= AIM OF THE TASK =
Each entry should be quoted word for word, including every mark of punctuation.

---+---

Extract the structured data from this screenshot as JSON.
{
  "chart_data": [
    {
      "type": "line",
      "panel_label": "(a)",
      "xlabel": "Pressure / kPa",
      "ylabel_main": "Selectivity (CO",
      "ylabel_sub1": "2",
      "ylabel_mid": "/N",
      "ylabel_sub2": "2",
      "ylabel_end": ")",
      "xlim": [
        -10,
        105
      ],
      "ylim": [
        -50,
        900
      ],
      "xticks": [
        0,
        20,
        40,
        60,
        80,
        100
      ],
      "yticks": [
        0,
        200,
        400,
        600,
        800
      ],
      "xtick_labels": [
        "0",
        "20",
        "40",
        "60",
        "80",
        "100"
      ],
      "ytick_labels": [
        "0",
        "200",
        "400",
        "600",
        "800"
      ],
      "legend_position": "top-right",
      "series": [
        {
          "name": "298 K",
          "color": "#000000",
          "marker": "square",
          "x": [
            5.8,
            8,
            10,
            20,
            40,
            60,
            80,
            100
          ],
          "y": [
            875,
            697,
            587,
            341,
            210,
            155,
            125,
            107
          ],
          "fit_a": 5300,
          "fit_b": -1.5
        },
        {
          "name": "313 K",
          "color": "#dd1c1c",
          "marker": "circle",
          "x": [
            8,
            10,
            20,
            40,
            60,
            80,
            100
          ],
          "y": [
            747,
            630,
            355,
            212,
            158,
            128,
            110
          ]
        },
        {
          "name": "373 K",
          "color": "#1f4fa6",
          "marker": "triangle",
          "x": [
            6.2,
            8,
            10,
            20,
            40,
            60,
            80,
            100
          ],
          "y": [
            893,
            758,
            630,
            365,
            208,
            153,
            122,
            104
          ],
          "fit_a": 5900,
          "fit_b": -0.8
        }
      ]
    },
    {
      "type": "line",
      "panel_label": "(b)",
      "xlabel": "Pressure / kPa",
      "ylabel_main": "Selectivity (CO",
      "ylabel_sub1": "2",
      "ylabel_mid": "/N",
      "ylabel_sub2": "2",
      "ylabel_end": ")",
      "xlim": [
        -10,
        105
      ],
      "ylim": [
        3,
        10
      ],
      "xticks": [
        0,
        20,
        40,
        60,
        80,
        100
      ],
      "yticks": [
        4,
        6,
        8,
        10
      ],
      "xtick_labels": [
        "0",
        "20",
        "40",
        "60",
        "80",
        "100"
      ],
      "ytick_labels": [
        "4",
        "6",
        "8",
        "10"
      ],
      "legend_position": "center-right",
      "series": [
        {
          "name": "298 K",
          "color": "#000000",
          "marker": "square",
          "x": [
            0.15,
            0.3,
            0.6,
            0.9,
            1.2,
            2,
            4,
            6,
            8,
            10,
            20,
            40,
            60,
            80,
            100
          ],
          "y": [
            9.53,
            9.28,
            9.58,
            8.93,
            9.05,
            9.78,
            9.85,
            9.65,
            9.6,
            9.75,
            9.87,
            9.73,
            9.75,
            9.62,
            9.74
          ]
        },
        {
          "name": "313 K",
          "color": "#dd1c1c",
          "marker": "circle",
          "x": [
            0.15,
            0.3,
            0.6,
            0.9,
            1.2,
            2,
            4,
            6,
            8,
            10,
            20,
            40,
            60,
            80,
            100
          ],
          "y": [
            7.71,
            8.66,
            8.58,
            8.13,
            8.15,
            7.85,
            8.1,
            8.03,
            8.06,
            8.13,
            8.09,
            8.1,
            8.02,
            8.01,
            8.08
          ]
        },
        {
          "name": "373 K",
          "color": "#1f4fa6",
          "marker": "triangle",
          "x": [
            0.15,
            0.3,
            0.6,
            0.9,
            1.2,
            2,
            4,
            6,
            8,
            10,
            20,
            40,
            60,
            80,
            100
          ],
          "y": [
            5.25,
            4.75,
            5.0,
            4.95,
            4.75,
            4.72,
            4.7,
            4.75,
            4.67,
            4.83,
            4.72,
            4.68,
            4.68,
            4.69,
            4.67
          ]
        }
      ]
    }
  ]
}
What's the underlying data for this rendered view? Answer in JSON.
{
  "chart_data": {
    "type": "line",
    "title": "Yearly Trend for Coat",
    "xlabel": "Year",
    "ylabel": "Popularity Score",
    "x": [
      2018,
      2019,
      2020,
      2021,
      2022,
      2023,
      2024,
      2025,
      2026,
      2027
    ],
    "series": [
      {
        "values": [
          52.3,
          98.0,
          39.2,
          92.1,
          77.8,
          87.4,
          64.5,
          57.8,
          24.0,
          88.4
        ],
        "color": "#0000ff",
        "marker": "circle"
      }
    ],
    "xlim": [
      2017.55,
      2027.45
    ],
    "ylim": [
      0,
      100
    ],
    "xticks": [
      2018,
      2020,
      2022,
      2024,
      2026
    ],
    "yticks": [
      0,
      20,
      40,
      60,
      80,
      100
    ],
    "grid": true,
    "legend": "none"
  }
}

---+---

= TASK ANSWER =
Extract the structured data from this screenshot as JSON.
{
  "chart_data": [
    {
      "type": "line",
      "panel_label": "(a)",
      "xlabel": "Pressure / kPa",
      "ylabel_main": "Selectivity (CO",
      "ylabel_sub1": "2",
      "ylabel_mid": "/N",
      "ylabel_sub2": "2",
      "ylabel_end": ")",
      "xlim": [
        -10,
        105
      ],
      "ylim": [
        -50,
        900
      ],
      "xticks": [
        0,
        20,
        40,
        60,
        80,
        100
      ],
      "yticks": [
        0,
        200,
        400,
        600,
        800
      ],
      "xtick_labels": [
        "0",
        "20",
        "40",
        "60",
        "80",
        "100"
      ],
      "ytick_labels": [
        "0",
        "200",
        "400",
        "600",
        "800"
      ],
      "legend_position": "top-right",
      "series": [
        {
          "name": "298 K",
          "color": "#000000",
          "marker": "square",
          "x": [
            5.8,
            8,
            10,
            20,
            40,
            60,
            80,
            100
          ],
          "y": [
            875,
            697,
            587,
            341,
            210,
            155,
            125,
            107
          ],
          "fit_a": 5300,
          "fit_b": -1.5
        },
        {
          "name": "313 K",
          "color": "#dd1c1c",
          "marker": "circle",
          "x": [
            8,
            10,
            20,
            40,
            60,
            80,
            100
          ],
          "y": [
            747,
            630,
            355,
            212,
            158,
            128,
            110
          ]
        },
        {
          "name": "373 K",
          "color": "#1f4fa6",
          "marker": "triangle",
          "x": [
            6.2,
            8,
            10,
            20,
            40,
            60,
            80,
            100
          ],
          "y": [
            893,
            758,
            630,
            365,
            208,
            153,
            122,
            104
          ],
          "fit_a": 5900,
          "fit_b": -0.8
        }
      ]
    },
    {
      "type": "line",
      "panel_label": "(b)",
      "xlabel": "Pressure / kPa",
      "ylabel_main": "Selectivity (CO",
      "ylabel_sub1": "2",
      "ylabel_mid": "/N",
      "ylabel_sub2": "2",
      "ylabel_end": ")",
      "xlim": [
        -10,
        105
      ],
      "ylim": [
        3,
        10
      ],
      "xticks": [
        0,
        20,
        40,
        60,
        80,
        100
      ],
      "yticks": [
        4,
        6,
        8,
        10
      ],
      "xtick_labels": [
        "0",
        "20",
        "40",
        "60",
        "80",
        "100"
      ],
      "ytick_labels": [
        "4",
        "6",
        "8",
        "10"
      ],
      "legend_position": "center-right",
      "series": [
        {
          "name": "298 K",
          "color": "#000000",
          "marker": "square",
          "x": [
            0.15,
            0.3,
            0.6,
            0.9,
            1.2,
            2,
            4,
            6,
            8,
            10,
            20,
            40,
            60,
            80,
            100
          ],
          "y": [
            9.53,
            9.28,
            9.58,
            8.93,
            9.05,
            9.78,
            9.85,
            9.65,
            9.6,
            9.75,
            9.87,
            9.73,
            9.75,
            9.62,
            9.74
          ]
        },
        {
          "name": "313 K",
          "color": "#dd1c1c",
          "marker": "circle",
          "x": [
            0.15,
            0.3,
            0.6,
            0.9,
            1.2,
            2,
            4,
            6,
            8,
            10,
            20,
            40,
            60,
            80,
            100
          ],
          "y": [
            7.71,
            8.66,
            8.58,
            8.13,
            8.15,
            7.85,
            8.1,
            8.03,
            8.06,
            8.13,
            8.09,
            8.1,
            8.02,
            8.01,
            8.08
          ]
        },
        {
          "name": "373 K",
          "color": "#1f4fa6",
          "marker": "triangle",
          "x": [
            0.15,
            0.3,
            0.6,
            0.9,
            1.2,
            2,
            4,
            6,
            8,
            10,
            20,
            40,
            60,
            80,
            100
          ],
          "y": [
            5.25,
            4.75,
            5.0,
            4.95,
            4.75,
            4.72,
            4.7,
            4.75,
            4.67,
            4.83,
            4.72,
            4.68,
            4.68,
            4.69,
            4.67
          ]
        }
      ]
    }
  ]
}
What's the underlying data for this rendered view? Answer in JSON.
{
  "chart_data": {
    "type": "line",
    "title": "Yearly Trend for Coat",
    "xlabel": "Year",
    "ylabel": "Popularity Score",
    "x": [
      2018,
      2019,
      2020,
      2021,
      2022,
      2023,
      2024,
      2025,
      2026,
      2027
    ],
    "series": [
      {
        "values": [
          52.3,
          98.0,
          39.2,
          92.1,
          77.8,
          87.4,
          64.5,
          57.8,
          24.0,
          88.4
        ],
        "color": "#0000ff",
        "marker": "circle"
      }
    ],
    "xlim": [
      2017.55,
      2027.45
    ],
    "ylim": [
      0,
      100
    ],
    "xticks": [
      2018,
      2020,
      2022,
      2024,
      2026
    ],
    "yticks": [
      0,
      20,
      40,
      60,
      80,
      100
    ],
    "grid": true,
    "legend": "none"
  }
}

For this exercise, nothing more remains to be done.